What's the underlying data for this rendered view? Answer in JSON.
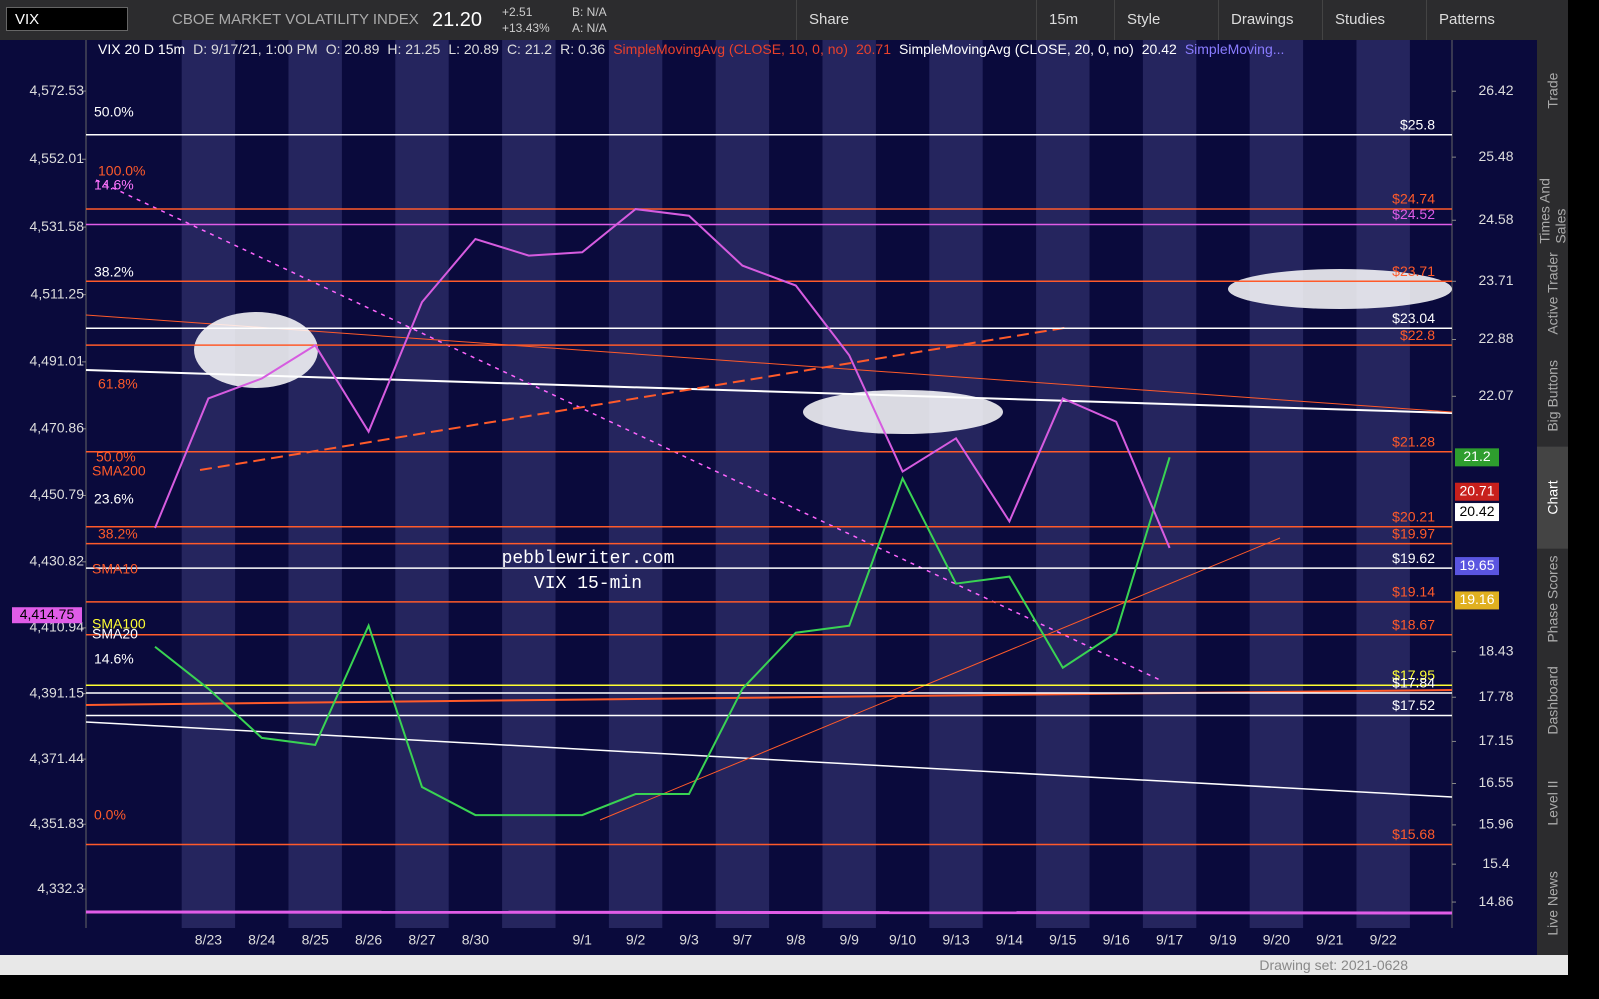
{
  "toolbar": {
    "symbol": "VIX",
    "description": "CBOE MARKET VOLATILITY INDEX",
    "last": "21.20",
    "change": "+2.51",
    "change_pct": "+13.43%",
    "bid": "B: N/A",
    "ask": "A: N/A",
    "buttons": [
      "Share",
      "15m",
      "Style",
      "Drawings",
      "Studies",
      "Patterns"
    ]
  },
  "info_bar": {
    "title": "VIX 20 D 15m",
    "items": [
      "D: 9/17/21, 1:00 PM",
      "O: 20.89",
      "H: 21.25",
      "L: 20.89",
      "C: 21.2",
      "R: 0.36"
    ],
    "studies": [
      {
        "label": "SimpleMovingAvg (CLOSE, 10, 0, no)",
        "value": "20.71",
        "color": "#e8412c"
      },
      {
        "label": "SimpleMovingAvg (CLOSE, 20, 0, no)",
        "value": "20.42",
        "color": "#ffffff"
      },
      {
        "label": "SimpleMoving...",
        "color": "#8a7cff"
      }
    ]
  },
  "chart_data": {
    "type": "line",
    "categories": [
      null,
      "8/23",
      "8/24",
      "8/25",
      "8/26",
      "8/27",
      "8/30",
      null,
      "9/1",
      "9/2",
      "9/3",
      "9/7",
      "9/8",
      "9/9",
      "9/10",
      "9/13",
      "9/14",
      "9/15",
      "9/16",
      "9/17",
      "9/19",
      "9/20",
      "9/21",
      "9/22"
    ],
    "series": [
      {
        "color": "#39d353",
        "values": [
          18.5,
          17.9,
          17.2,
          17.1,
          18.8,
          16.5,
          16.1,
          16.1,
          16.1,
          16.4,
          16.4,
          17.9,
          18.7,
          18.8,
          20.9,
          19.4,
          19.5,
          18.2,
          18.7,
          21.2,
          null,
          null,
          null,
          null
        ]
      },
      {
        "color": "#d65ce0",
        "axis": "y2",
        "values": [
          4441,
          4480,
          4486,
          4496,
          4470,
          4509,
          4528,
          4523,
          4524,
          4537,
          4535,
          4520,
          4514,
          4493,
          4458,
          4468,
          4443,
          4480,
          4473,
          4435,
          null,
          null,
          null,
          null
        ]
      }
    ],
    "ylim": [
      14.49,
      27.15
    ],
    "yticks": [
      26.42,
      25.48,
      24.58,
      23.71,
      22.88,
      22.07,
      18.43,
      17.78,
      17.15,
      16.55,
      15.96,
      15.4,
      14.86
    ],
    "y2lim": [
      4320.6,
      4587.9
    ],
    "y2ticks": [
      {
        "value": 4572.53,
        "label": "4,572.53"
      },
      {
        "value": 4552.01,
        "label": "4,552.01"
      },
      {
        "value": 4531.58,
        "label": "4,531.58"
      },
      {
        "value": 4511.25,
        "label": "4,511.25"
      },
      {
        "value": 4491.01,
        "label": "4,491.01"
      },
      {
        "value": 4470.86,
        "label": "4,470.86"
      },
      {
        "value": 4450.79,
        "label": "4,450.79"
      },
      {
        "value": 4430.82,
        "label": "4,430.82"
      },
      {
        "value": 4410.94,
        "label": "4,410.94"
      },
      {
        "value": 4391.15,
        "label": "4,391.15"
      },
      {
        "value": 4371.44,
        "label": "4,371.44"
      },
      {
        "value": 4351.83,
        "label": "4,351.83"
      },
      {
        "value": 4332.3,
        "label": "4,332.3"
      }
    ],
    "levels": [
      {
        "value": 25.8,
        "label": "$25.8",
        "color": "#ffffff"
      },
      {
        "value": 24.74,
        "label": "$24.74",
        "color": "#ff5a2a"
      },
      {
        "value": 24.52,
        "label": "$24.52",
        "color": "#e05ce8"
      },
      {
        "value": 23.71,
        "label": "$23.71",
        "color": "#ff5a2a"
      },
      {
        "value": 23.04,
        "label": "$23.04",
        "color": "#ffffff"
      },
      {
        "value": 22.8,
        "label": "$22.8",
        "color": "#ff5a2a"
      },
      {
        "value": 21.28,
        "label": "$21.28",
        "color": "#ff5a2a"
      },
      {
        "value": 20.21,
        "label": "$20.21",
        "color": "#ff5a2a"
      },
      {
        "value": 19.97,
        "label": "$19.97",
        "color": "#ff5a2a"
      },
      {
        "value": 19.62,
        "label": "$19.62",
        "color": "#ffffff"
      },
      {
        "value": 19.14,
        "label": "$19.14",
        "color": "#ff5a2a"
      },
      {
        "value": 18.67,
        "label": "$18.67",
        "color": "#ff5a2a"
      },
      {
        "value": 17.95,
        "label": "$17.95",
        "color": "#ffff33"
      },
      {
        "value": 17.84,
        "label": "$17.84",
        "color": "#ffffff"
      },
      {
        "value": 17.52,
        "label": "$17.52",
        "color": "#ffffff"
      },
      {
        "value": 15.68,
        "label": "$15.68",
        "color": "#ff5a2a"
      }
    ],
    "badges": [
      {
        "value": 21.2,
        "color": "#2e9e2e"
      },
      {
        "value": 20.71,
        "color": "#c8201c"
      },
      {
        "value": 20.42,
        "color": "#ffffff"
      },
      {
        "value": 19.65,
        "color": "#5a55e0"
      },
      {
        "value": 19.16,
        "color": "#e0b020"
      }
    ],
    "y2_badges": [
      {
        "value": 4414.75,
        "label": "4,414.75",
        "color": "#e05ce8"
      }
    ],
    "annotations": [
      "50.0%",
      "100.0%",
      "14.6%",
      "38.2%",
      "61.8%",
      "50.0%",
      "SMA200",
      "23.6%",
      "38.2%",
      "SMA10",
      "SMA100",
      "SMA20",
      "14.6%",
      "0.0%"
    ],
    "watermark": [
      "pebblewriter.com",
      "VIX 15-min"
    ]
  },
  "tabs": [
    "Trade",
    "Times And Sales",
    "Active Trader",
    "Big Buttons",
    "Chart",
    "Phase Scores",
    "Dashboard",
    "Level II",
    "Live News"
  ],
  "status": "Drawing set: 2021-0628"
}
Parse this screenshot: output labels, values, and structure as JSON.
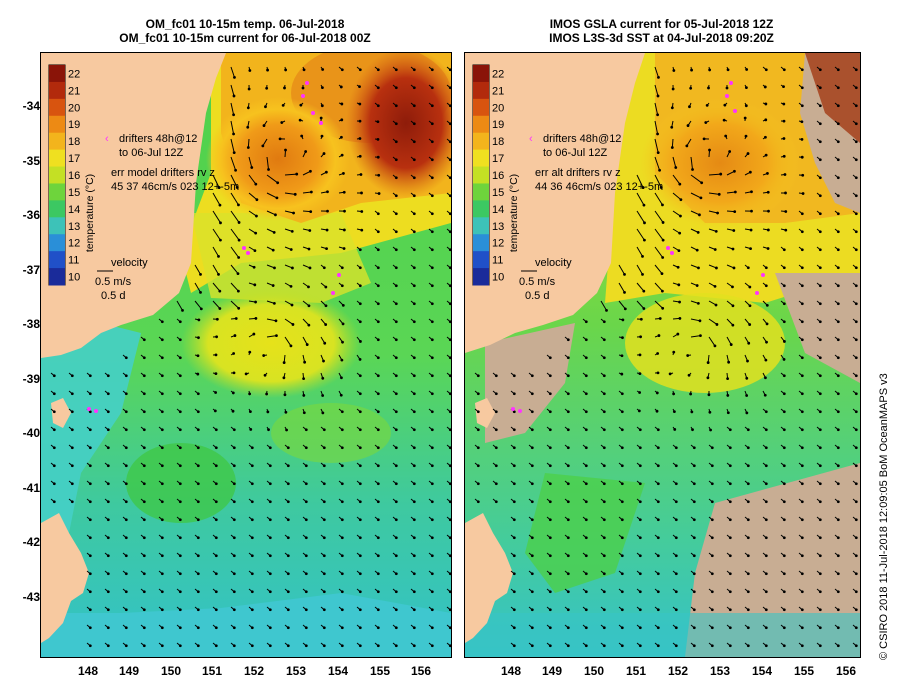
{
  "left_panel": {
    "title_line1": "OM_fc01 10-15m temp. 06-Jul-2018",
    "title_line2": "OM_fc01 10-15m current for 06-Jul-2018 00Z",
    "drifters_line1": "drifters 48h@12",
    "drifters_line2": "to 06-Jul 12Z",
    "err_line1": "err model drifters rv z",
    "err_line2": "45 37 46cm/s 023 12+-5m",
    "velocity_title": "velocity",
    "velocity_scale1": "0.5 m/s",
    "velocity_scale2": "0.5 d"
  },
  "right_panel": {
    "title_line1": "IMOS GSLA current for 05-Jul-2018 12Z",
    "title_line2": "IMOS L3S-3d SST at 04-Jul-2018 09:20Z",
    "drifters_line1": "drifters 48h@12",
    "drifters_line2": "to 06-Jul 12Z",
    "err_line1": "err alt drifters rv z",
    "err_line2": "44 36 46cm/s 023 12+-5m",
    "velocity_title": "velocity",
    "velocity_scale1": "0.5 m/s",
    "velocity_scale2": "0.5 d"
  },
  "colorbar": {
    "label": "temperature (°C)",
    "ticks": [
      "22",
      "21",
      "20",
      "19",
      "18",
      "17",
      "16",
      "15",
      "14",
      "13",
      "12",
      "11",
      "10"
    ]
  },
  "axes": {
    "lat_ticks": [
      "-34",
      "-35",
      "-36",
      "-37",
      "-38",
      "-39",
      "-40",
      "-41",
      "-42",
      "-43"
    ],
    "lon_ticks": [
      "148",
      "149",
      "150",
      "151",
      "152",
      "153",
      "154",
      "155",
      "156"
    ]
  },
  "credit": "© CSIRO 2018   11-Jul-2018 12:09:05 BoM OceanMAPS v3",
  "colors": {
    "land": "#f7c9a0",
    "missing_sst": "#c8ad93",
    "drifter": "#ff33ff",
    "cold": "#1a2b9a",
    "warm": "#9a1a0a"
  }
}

Instruction:
Strip out the pictures and quote the remaining data word for word.

The response:
What's the underlying data for this rendered view? Answer in JSON.
{
  "toolbar": {
    "symbol": "VIX",
    "description": "CBOE MARKET VOLATILITY INDEX",
    "last": "21.20",
    "change": "+2.51",
    "change_pct": "+13.43%",
    "bid": "B: N/A",
    "ask": "A: N/A",
    "buttons": [
      "Share",
      "15m",
      "Style",
      "Drawings",
      "Studies",
      "Patterns"
    ]
  },
  "info_bar": {
    "title": "VIX 20 D 15m",
    "items": [
      "D: 9/17/21, 1:00 PM",
      "O: 20.89",
      "H: 21.25",
      "L: 20.89",
      "C: 21.2",
      "R: 0.36"
    ],
    "studies": [
      {
        "label": "SimpleMovingAvg (CLOSE, 10, 0, no)",
        "value": "20.71",
        "color": "#e8412c"
      },
      {
        "label": "SimpleMovingAvg (CLOSE, 20, 0, no)",
        "value": "20.42",
        "color": "#ffffff"
      },
      {
        "label": "SimpleMoving...",
        "color": "#8a7cff"
      }
    ]
  },
  "chart_data": {
    "type": "line",
    "categories": [
      null,
      "8/23",
      "8/24",
      "8/25",
      "8/26",
      "8/27",
      "8/30",
      null,
      "9/1",
      "9/2",
      "9/3",
      "9/7",
      "9/8",
      "9/9",
      "9/10",
      "9/13",
      "9/14",
      "9/15",
      "9/16",
      "9/17",
      "9/19",
      "9/20",
      "9/21",
      "9/22"
    ],
    "series": [
      {
        "color": "#39d353",
        "values": [
          18.5,
          17.9,
          17.2,
          17.1,
          18.8,
          16.5,
          16.1,
          16.1,
          16.1,
          16.4,
          16.4,
          17.9,
          18.7,
          18.8,
          20.9,
          19.4,
          19.5,
          18.2,
          18.7,
          21.2,
          null,
          null,
          null,
          null
        ]
      },
      {
        "color": "#d65ce0",
        "axis": "y2",
        "values": [
          4441,
          4480,
          4486,
          4496,
          4470,
          4509,
          4528,
          4523,
          4524,
          4537,
          4535,
          4520,
          4514,
          4493,
          4458,
          4468,
          4443,
          4480,
          4473,
          4435,
          null,
          null,
          null,
          null
        ]
      }
    ],
    "ylim": [
      14.49,
      27.15
    ],
    "yticks": [
      26.42,
      25.48,
      24.58,
      23.71,
      22.88,
      22.07,
      18.43,
      17.78,
      17.15,
      16.55,
      15.96,
      15.4,
      14.86
    ],
    "y2lim": [
      4320.6,
      4587.9
    ],
    "y2ticks": [
      {
        "value": 4572.53,
        "label": "4,572.53"
      },
      {
        "value": 4552.01,
        "label": "4,552.01"
      },
      {
        "value": 4531.58,
        "label": "4,531.58"
      },
      {
        "value": 4511.25,
        "label": "4,511.25"
      },
      {
        "value": 4491.01,
        "label": "4,491.01"
      },
      {
        "value": 4470.86,
        "label": "4,470.86"
      },
      {
        "value": 4450.79,
        "label": "4,450.79"
      },
      {
        "value": 4430.82,
        "label": "4,430.82"
      },
      {
        "value": 4410.94,
        "label": "4,410.94"
      },
      {
        "value": 4391.15,
        "label": "4,391.15"
      },
      {
        "value": 4371.44,
        "label": "4,371.44"
      },
      {
        "value": 4351.83,
        "label": "4,351.83"
      },
      {
        "value": 4332.3,
        "label": "4,332.3"
      }
    ],
    "levels": [
      {
        "value": 25.8,
        "label": "$25.8",
        "color": "#ffffff"
      },
      {
        "value": 24.74,
        "label": "$24.74",
        "color": "#ff5a2a"
      },
      {
        "value": 24.52,
        "label": "$24.52",
        "color": "#e05ce8"
      },
      {
        "value": 23.71,
        "label": "$23.71",
        "color": "#ff5a2a"
      },
      {
        "value": 23.04,
        "label": "$23.04",
        "color": "#ffffff"
      },
      {
        "value": 22.8,
        "label": "$22.8",
        "color": "#ff5a2a"
      },
      {
        "value": 21.28,
        "label": "$21.28",
        "color": "#ff5a2a"
      },
      {
        "value": 20.21,
        "label": "$20.21",
        "color": "#ff5a2a"
      },
      {
        "value": 19.97,
        "label": "$19.97",
        "color": "#ff5a2a"
      },
      {
        "value": 19.62,
        "label": "$19.62",
        "color": "#ffffff"
      },
      {
        "value": 19.14,
        "label": "$19.14",
        "color": "#ff5a2a"
      },
      {
        "value": 18.67,
        "label": "$18.67",
        "color": "#ff5a2a"
      },
      {
        "value": 17.95,
        "label": "$17.95",
        "color": "#ffff33"
      },
      {
        "value": 17.84,
        "label": "$17.84",
        "color": "#ffffff"
      },
      {
        "value": 17.52,
        "label": "$17.52",
        "color": "#ffffff"
      },
      {
        "value": 15.68,
        "label": "$15.68",
        "color": "#ff5a2a"
      }
    ],
    "badges": [
      {
        "value": 21.2,
        "color": "#2e9e2e"
      },
      {
        "value": 20.71,
        "color": "#c8201c"
      },
      {
        "value": 20.42,
        "color": "#ffffff"
      },
      {
        "value": 19.65,
        "color": "#5a55e0"
      },
      {
        "value": 19.16,
        "color": "#e0b020"
      }
    ],
    "y2_badges": [
      {
        "value": 4414.75,
        "label": "4,414.75",
        "color": "#e05ce8"
      }
    ],
    "annotations": [
      "50.0%",
      "100.0%",
      "14.6%",
      "38.2%",
      "61.8%",
      "50.0%",
      "SMA200",
      "23.6%",
      "38.2%",
      "SMA10",
      "SMA100",
      "SMA20",
      "14.6%",
      "0.0%"
    ],
    "watermark": [
      "pebblewriter.com",
      "VIX 15-min"
    ]
  },
  "tabs": [
    "Trade",
    "Times And Sales",
    "Active Trader",
    "Big Buttons",
    "Chart",
    "Phase Scores",
    "Dashboard",
    "Level II",
    "Live News"
  ],
  "status": "Drawing set: 2021-0628"
}
Parse this screenshot: output labels, values, and structure as JSON.
{
  "left_panel": {
    "title_line1": "OM_fc01 10-15m temp. 06-Jul-2018",
    "title_line2": "OM_fc01 10-15m current for 06-Jul-2018 00Z",
    "drifters_line1": "drifters 48h@12",
    "drifters_line2": "to 06-Jul 12Z",
    "err_line1": "err model drifters rv z",
    "err_line2": "45 37 46cm/s 023 12+-5m",
    "velocity_title": "velocity",
    "velocity_scale1": "0.5 m/s",
    "velocity_scale2": "0.5 d"
  },
  "right_panel": {
    "title_line1": "IMOS GSLA current for 05-Jul-2018 12Z",
    "title_line2": "IMOS L3S-3d SST at 04-Jul-2018 09:20Z",
    "drifters_line1": "drifters 48h@12",
    "drifters_line2": "to 06-Jul 12Z",
    "err_line1": "err alt drifters rv z",
    "err_line2": "44 36 46cm/s 023 12+-5m",
    "velocity_title": "velocity",
    "velocity_scale1": "0.5 m/s",
    "velocity_scale2": "0.5 d"
  },
  "colorbar": {
    "label": "temperature (°C)",
    "ticks": [
      "22",
      "21",
      "20",
      "19",
      "18",
      "17",
      "16",
      "15",
      "14",
      "13",
      "12",
      "11",
      "10"
    ]
  },
  "axes": {
    "lat_ticks": [
      "-34",
      "-35",
      "-36",
      "-37",
      "-38",
      "-39",
      "-40",
      "-41",
      "-42",
      "-43"
    ],
    "lon_ticks": [
      "148",
      "149",
      "150",
      "151",
      "152",
      "153",
      "154",
      "155",
      "156"
    ]
  },
  "credit": "© CSIRO 2018   11-Jul-2018 12:09:05 BoM OceanMAPS v3",
  "colors": {
    "land": "#f7c9a0",
    "missing_sst": "#c8ad93",
    "drifter": "#ff33ff",
    "cold": "#1a2b9a",
    "warm": "#9a1a0a"
  }
}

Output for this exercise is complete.